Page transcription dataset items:
******

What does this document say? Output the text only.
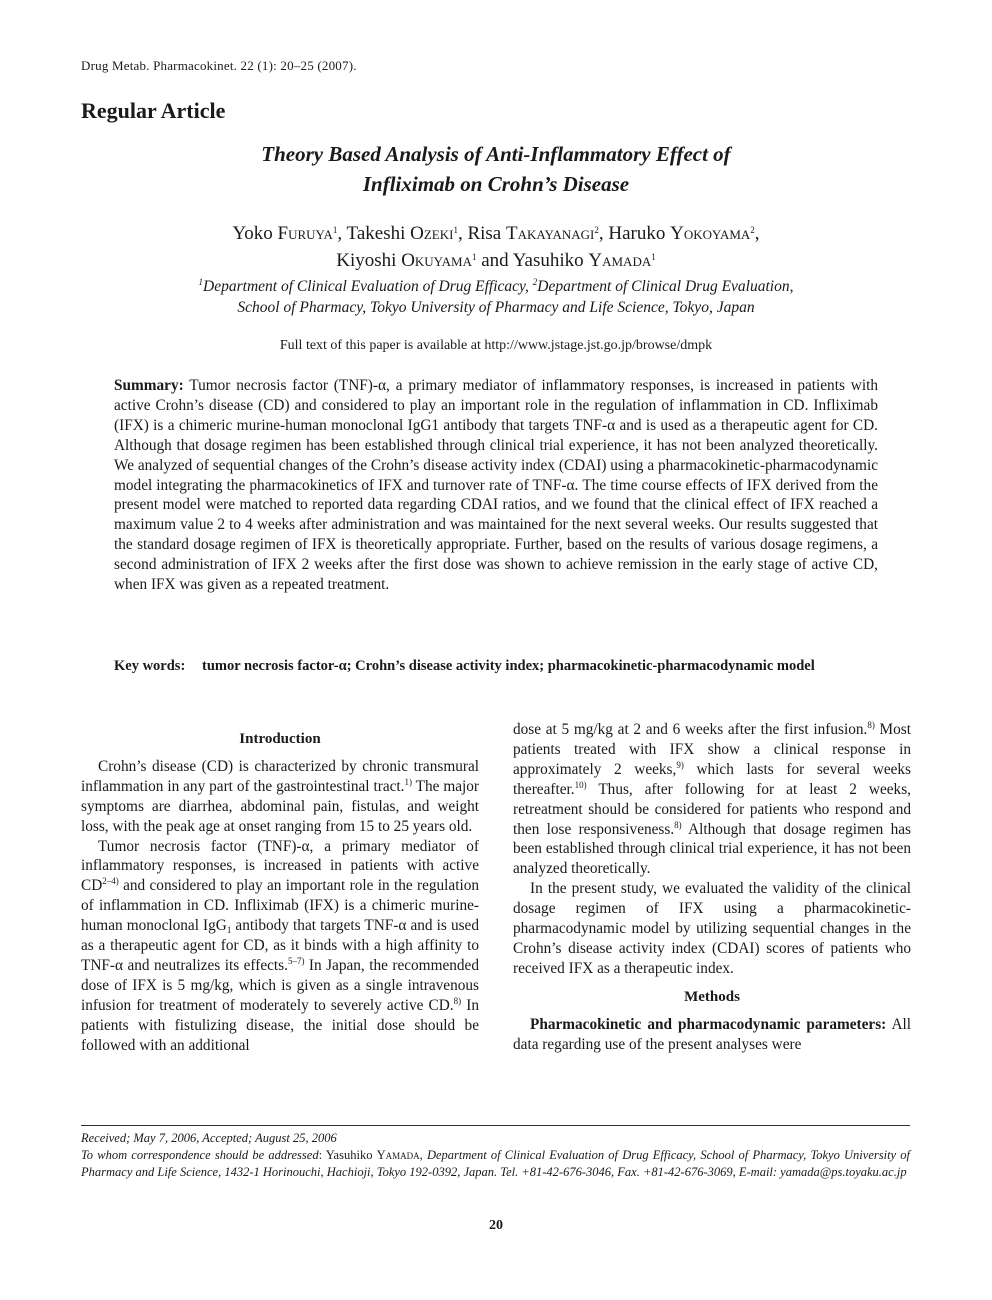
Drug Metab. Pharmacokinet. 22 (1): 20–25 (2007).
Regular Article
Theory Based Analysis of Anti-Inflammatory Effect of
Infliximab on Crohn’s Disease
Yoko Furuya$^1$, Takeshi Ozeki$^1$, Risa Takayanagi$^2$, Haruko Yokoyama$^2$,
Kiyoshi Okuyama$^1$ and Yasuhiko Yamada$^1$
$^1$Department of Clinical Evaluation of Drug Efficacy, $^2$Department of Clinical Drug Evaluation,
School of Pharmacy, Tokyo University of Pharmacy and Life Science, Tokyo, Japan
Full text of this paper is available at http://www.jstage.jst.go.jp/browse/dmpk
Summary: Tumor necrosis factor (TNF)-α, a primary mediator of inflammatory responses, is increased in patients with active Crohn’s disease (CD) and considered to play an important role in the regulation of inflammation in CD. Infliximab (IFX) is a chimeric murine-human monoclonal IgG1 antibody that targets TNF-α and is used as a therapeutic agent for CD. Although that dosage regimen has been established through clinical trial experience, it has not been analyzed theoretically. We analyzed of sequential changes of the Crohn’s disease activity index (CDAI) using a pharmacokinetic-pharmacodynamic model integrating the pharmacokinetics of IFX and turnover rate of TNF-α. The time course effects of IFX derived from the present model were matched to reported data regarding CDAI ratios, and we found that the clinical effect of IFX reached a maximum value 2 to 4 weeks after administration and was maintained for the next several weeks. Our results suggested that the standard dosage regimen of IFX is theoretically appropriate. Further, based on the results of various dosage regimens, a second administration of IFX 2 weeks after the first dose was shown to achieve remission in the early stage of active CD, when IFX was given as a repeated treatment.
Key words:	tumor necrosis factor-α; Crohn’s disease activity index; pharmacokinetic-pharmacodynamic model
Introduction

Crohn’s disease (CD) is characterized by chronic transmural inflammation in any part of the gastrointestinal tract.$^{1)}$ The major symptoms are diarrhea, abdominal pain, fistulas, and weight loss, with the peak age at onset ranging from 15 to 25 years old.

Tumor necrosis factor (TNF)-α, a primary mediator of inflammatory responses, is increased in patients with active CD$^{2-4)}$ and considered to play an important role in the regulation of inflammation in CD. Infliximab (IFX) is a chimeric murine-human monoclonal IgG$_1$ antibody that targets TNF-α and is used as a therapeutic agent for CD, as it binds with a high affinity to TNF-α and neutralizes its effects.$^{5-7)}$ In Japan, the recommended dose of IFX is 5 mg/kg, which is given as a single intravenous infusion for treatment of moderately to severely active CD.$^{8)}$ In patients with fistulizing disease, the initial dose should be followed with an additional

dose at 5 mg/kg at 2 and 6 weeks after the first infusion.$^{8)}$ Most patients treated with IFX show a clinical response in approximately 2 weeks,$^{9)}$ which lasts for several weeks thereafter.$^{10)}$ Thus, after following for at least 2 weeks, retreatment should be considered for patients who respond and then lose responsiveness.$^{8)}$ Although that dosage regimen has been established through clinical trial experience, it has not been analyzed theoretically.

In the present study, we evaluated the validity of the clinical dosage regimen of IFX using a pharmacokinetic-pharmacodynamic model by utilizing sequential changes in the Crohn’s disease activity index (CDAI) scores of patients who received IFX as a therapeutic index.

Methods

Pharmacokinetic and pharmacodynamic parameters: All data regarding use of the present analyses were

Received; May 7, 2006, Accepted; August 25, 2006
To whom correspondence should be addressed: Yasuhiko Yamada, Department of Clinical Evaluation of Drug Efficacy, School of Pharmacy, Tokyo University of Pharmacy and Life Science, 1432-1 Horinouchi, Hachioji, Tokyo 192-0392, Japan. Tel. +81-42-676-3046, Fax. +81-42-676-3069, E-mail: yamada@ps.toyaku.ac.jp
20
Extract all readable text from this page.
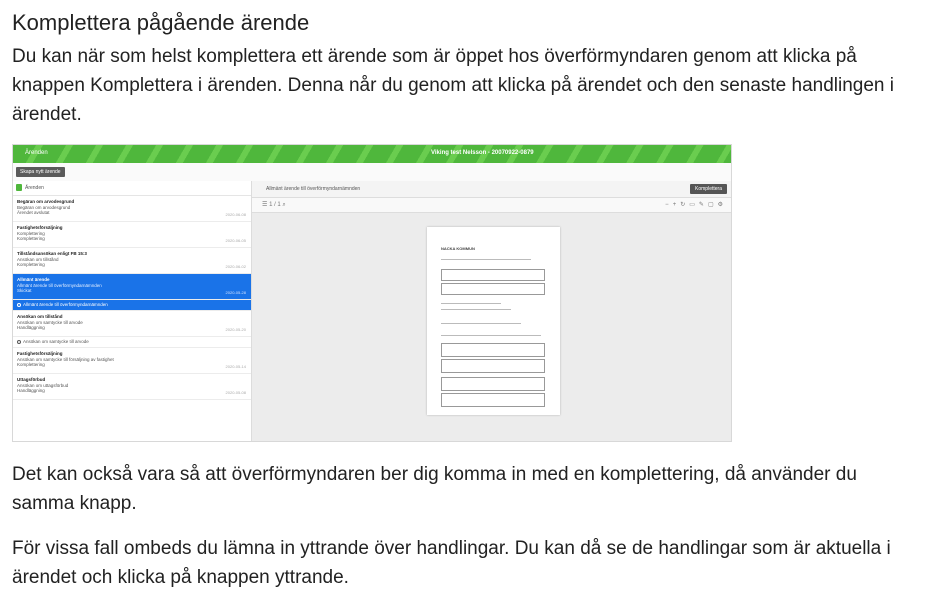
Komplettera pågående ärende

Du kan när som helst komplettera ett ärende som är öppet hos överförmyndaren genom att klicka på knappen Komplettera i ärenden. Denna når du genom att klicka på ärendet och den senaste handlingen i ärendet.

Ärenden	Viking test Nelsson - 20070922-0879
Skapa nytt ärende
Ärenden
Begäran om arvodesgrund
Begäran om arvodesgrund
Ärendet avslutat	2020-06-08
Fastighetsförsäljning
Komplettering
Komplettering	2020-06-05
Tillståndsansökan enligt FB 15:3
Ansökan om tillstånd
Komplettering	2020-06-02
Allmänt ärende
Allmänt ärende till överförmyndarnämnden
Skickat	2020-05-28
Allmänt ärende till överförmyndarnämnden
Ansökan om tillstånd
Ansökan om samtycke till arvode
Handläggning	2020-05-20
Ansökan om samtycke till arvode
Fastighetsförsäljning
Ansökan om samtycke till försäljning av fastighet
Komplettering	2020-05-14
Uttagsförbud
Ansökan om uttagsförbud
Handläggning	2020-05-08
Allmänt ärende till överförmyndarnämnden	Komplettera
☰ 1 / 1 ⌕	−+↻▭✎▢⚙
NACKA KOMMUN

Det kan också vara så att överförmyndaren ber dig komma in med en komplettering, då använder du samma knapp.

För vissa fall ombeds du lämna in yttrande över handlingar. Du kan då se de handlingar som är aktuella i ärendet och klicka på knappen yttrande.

******

ASSIGNMENT: Exactly reproduce the entries above, minus the pictures.

RESPONSE TO THIS EXERCISE:
What does this document say? Output the text only.
Drug Metab. Pharmacokinet. 22 (1): 20–25 (2007).
Regular Article
Theory Based Analysis of Anti-Inflammatory Effect of
Infliximab on Crohn’s Disease
Yoko Furuya$^1$, Takeshi Ozeki$^1$, Risa Takayanagi$^2$, Haruko Yokoyama$^2$,
Kiyoshi Okuyama$^1$ and Yasuhiko Yamada$^1$
$^1$Department of Clinical Evaluation of Drug Efficacy, $^2$Department of Clinical Drug Evaluation,
School of Pharmacy, Tokyo University of Pharmacy and Life Science, Tokyo, Japan
Full text of this paper is available at http://www.jstage.jst.go.jp/browse/dmpk
Summary: Tumor necrosis factor (TNF)-α, a primary mediator of inflammatory responses, is increased in patients with active Crohn’s disease (CD) and considered to play an important role in the regulation of inflammation in CD. Infliximab (IFX) is a chimeric murine-human monoclonal IgG1 antibody that targets TNF-α and is used as a therapeutic agent for CD. Although that dosage regimen has been established through clinical trial experience, it has not been analyzed theoretically. We analyzed of sequential changes of the Crohn’s disease activity index (CDAI) using a pharmacokinetic-pharmacodynamic model integrating the pharmacokinetics of IFX and turnover rate of TNF-α. The time course effects of IFX derived from the present model were matched to reported data regarding CDAI ratios, and we found that the clinical effect of IFX reached a maximum value 2 to 4 weeks after administration and was maintained for the next several weeks. Our results suggested that the standard dosage regimen of IFX is theoretically appropriate. Further, based on the results of various dosage regimens, a second administration of IFX 2 weeks after the first dose was shown to achieve remission in the early stage of active CD, when IFX was given as a repeated treatment.
Key words:	tumor necrosis factor-α; Crohn’s disease activity index; pharmacokinetic-pharmacodynamic model
Introduction

Crohn’s disease (CD) is characterized by chronic transmural inflammation in any part of the gastrointestinal tract.$^{1)}$ The major symptoms are diarrhea, abdominal pain, fistulas, and weight loss, with the peak age at onset ranging from 15 to 25 years old.

Tumor necrosis factor (TNF)-α, a primary mediator of inflammatory responses, is increased in patients with active CD$^{2-4)}$ and considered to play an important role in the regulation of inflammation in CD. Infliximab (IFX) is a chimeric murine-human monoclonal IgG$_1$ antibody that targets TNF-α and is used as a therapeutic agent for CD, as it binds with a high affinity to TNF-α and neutralizes its effects.$^{5-7)}$ In Japan, the recommended dose of IFX is 5 mg/kg, which is given as a single intravenous infusion for treatment of moderately to severely active CD.$^{8)}$ In patients with fistulizing disease, the initial dose should be followed with an additional

dose at 5 mg/kg at 2 and 6 weeks after the first infusion.$^{8)}$ Most patients treated with IFX show a clinical response in approximately 2 weeks,$^{9)}$ which lasts for several weeks thereafter.$^{10)}$ Thus, after following for at least 2 weeks, retreatment should be considered for patients who respond and then lose responsiveness.$^{8)}$ Although that dosage regimen has been established through clinical trial experience, it has not been analyzed theoretically.

In the present study, we evaluated the validity of the clinical dosage regimen of IFX using a pharmacokinetic-pharmacodynamic model by utilizing sequential changes in the Crohn’s disease activity index (CDAI) scores of patients who received IFX as a therapeutic index.

Methods

Pharmacokinetic and pharmacodynamic parameters: All data regarding use of the present analyses were

Received; May 7, 2006, Accepted; August 25, 2006
To whom correspondence should be addressed: Yasuhiko Yamada, Department of Clinical Evaluation of Drug Efficacy, School of Pharmacy, Tokyo University of Pharmacy and Life Science, 1432-1 Horinouchi, Hachioji, Tokyo 192-0392, Japan. Tel. +81-42-676-3046, Fax. +81-42-676-3069, E-mail: yamada@ps.toyaku.ac.jp
20
Extract all readable text from this page.
Komplettera pågående ärende

Du kan när som helst komplettera ett ärende som är öppet hos överförmyndaren genom att klicka på knappen Komplettera i ärenden. Denna når du genom att klicka på ärendet och den senaste handlingen i ärendet.

Ärenden	Viking test Nelsson - 20070922-0879
Skapa nytt ärende
Ärenden
Begäran om arvodesgrund
Begäran om arvodesgrund
Ärendet avslutat	2020-06-08
Fastighetsförsäljning
Komplettering
Komplettering	2020-06-05
Tillståndsansökan enligt FB 15:3
Ansökan om tillstånd
Komplettering	2020-06-02
Allmänt ärende
Allmänt ärende till överförmyndarnämnden
Skickat	2020-05-28
Allmänt ärende till överförmyndarnämnden
Ansökan om tillstånd
Ansökan om samtycke till arvode
Handläggning	2020-05-20
Ansökan om samtycke till arvode
Fastighetsförsäljning
Ansökan om samtycke till försäljning av fastighet
Komplettering	2020-05-14
Uttagsförbud
Ansökan om uttagsförbud
Handläggning	2020-05-08
Allmänt ärende till överförmyndarnämnden	Komplettera
☰ 1 / 1 ⌕	−+↻▭✎▢⚙
NACKA KOMMUN

Det kan också vara så att överförmyndaren ber dig komma in med en komplettering, då använder du samma knapp.

För vissa fall ombeds du lämna in yttrande över handlingar. Du kan då se de handlingar som är aktuella i ärendet och klicka på knappen yttrande.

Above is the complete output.